(Data excerpts)
--- Begin ---

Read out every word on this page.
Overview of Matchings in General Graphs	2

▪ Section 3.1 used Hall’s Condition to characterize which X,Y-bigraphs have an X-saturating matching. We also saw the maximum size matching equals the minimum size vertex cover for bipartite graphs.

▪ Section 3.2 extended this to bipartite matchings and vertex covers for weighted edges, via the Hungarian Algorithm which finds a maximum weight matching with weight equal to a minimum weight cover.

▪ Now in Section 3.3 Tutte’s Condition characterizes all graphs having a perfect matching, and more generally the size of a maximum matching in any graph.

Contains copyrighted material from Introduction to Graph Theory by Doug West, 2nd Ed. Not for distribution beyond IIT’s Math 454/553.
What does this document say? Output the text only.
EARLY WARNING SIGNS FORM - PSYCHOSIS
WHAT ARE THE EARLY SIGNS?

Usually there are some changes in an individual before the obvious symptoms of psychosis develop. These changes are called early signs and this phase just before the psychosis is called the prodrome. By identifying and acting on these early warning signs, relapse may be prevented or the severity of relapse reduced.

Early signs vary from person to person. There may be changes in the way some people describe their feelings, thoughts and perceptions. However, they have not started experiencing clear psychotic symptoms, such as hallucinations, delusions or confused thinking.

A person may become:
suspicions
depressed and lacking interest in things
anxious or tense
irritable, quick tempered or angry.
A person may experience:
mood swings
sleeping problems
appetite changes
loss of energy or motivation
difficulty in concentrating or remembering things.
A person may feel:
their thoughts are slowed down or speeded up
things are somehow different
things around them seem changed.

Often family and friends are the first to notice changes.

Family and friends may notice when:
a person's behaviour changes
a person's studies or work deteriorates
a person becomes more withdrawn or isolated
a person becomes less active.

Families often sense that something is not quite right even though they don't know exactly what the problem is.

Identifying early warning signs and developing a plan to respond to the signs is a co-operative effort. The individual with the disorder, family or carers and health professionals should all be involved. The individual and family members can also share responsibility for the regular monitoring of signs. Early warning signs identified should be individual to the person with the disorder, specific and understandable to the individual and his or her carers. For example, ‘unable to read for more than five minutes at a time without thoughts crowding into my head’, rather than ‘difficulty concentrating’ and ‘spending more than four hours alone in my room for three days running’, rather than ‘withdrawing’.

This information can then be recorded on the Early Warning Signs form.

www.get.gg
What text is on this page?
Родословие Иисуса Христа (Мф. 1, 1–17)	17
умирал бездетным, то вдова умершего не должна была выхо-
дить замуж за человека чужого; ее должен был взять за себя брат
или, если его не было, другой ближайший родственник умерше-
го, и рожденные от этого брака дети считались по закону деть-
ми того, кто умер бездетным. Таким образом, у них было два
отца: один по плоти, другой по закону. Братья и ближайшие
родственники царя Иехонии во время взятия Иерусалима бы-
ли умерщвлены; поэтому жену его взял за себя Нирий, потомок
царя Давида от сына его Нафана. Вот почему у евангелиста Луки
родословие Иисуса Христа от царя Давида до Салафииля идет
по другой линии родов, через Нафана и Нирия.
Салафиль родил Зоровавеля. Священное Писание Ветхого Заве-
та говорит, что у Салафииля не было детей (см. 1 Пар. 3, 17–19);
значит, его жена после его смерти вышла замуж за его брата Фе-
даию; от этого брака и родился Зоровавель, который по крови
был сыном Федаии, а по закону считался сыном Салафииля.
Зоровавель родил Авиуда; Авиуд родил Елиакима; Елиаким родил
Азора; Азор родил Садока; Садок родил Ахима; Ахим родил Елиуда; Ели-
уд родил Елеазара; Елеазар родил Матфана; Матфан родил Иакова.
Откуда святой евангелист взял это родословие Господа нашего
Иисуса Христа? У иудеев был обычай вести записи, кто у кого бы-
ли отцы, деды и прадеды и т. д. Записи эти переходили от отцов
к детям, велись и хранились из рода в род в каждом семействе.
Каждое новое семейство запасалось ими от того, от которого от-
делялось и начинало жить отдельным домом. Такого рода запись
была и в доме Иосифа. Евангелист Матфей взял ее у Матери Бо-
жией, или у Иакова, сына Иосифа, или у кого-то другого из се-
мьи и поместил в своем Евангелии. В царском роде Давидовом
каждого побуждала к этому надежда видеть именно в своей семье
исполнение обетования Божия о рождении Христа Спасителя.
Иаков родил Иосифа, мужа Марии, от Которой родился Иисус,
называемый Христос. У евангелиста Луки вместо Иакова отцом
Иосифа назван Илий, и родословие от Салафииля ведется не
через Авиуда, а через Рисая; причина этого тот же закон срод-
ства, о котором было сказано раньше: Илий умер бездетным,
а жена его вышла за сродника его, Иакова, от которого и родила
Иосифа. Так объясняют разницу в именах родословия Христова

--- End ---

* **Exercise**
Please set down each line of the records exactly as given.

* **Solution**
Read out every word on this page.
Overview of Matchings in General Graphs	2

▪ Section 3.1 used Hall’s Condition to characterize which X,Y-bigraphs have an X-saturating matching. We also saw the maximum size matching equals the minimum size vertex cover for bipartite graphs.

▪ Section 3.2 extended this to bipartite matchings and vertex covers for weighted edges, via the Hungarian Algorithm which finds a maximum weight matching with weight equal to a minimum weight cover.

▪ Now in Section 3.3 Tutte’s Condition characterizes all graphs having a perfect matching, and more generally the size of a maximum matching in any graph.

Contains copyrighted material from Introduction to Graph Theory by Doug West, 2nd Ed. Not for distribution beyond IIT’s Math 454/553.
What does this document say? Output the text only.
EARLY WARNING SIGNS FORM - PSYCHOSIS
WHAT ARE THE EARLY SIGNS?

Usually there are some changes in an individual before the obvious symptoms of psychosis develop. These changes are called early signs and this phase just before the psychosis is called the prodrome. By identifying and acting on these early warning signs, relapse may be prevented or the severity of relapse reduced.

Early signs vary from person to person. There may be changes in the way some people describe their feelings, thoughts and perceptions. However, they have not started experiencing clear psychotic symptoms, such as hallucinations, delusions or confused thinking.

A person may become:
suspicions
depressed and lacking interest in things
anxious or tense
irritable, quick tempered or angry.
A person may experience:
mood swings
sleeping problems
appetite changes
loss of energy or motivation
difficulty in concentrating or remembering things.
A person may feel:
their thoughts are slowed down or speeded up
things are somehow different
things around them seem changed.

Often family and friends are the first to notice changes.

Family and friends may notice when:
a person's behaviour changes
a person's studies or work deteriorates
a person becomes more withdrawn or isolated
a person becomes less active.

Families often sense that something is not quite right even though they don't know exactly what the problem is.

Identifying early warning signs and developing a plan to respond to the signs is a co-operative effort. The individual with the disorder, family or carers and health professionals should all be involved. The individual and family members can also share responsibility for the regular monitoring of signs. Early warning signs identified should be individual to the person with the disorder, specific and understandable to the individual and his or her carers. For example, ‘unable to read for more than five minutes at a time without thoughts crowding into my head’, rather than ‘difficulty concentrating’ and ‘spending more than four hours alone in my room for three days running’, rather than ‘withdrawing’.

This information can then be recorded on the Early Warning Signs form.

www.get.gg
What text is on this page?
Родословие Иисуса Христа (Мф. 1, 1–17)	17
умирал бездетным, то вдова умершего не должна была выхо-
дить замуж за человека чужого; ее должен был взять за себя брат
или, если его не было, другой ближайший родственник умерше-
го, и рожденные от этого брака дети считались по закону деть-
ми того, кто умер бездетным. Таким образом, у них было два
отца: один по плоти, другой по закону. Братья и ближайшие
родственники царя Иехонии во время взятия Иерусалима бы-
ли умерщвлены; поэтому жену его взял за себя Нирий, потомок
царя Давида от сына его Нафана. Вот почему у евангелиста Луки
родословие Иисуса Христа от царя Давида до Салафииля идет
по другой линии родов, через Нафана и Нирия.
Салафиль родил Зоровавеля. Священное Писание Ветхого Заве-
та говорит, что у Салафииля не было детей (см. 1 Пар. 3, 17–19);
значит, его жена после его смерти вышла замуж за его брата Фе-
даию; от этого брака и родился Зоровавель, который по крови
был сыном Федаии, а по закону считался сыном Салафииля.
Зоровавель родил Авиуда; Авиуд родил Елиакима; Елиаким родил
Азора; Азор родил Садока; Садок родил Ахима; Ахим родил Елиуда; Ели-
уд родил Елеазара; Елеазар родил Матфана; Матфан родил Иакова.
Откуда святой евангелист взял это родословие Господа нашего
Иисуса Христа? У иудеев был обычай вести записи, кто у кого бы-
ли отцы, деды и прадеды и т. д. Записи эти переходили от отцов
к детям, велись и хранились из рода в род в каждом семействе.
Каждое новое семейство запасалось ими от того, от которого от-
делялось и начинало жить отдельным домом. Такого рода запись
была и в доме Иосифа. Евангелист Матфей взял ее у Матери Бо-
жией, или у Иакова, сына Иосифа, или у кого-то другого из се-
мьи и поместил в своем Евангелии. В царском роде Давидовом
каждого побуждала к этому надежда видеть именно в своей семье
исполнение обетования Божия о рождении Христа Спасителя.
Иаков родил Иосифа, мужа Марии, от Которой родился Иисус,
называемый Христос. У евангелиста Луки вместо Иакова отцом
Иосифа назван Илий, и родословие от Салафииля ведется не
через Авиуда, а через Рисая; причина этого тот же закон срод-
ства, о котором было сказано раньше: Илий умер бездетным,
а жена его вышла за сродника его, Иакова, от которого и родила
Иосифа. Так объясняют разницу в именах родословия Христова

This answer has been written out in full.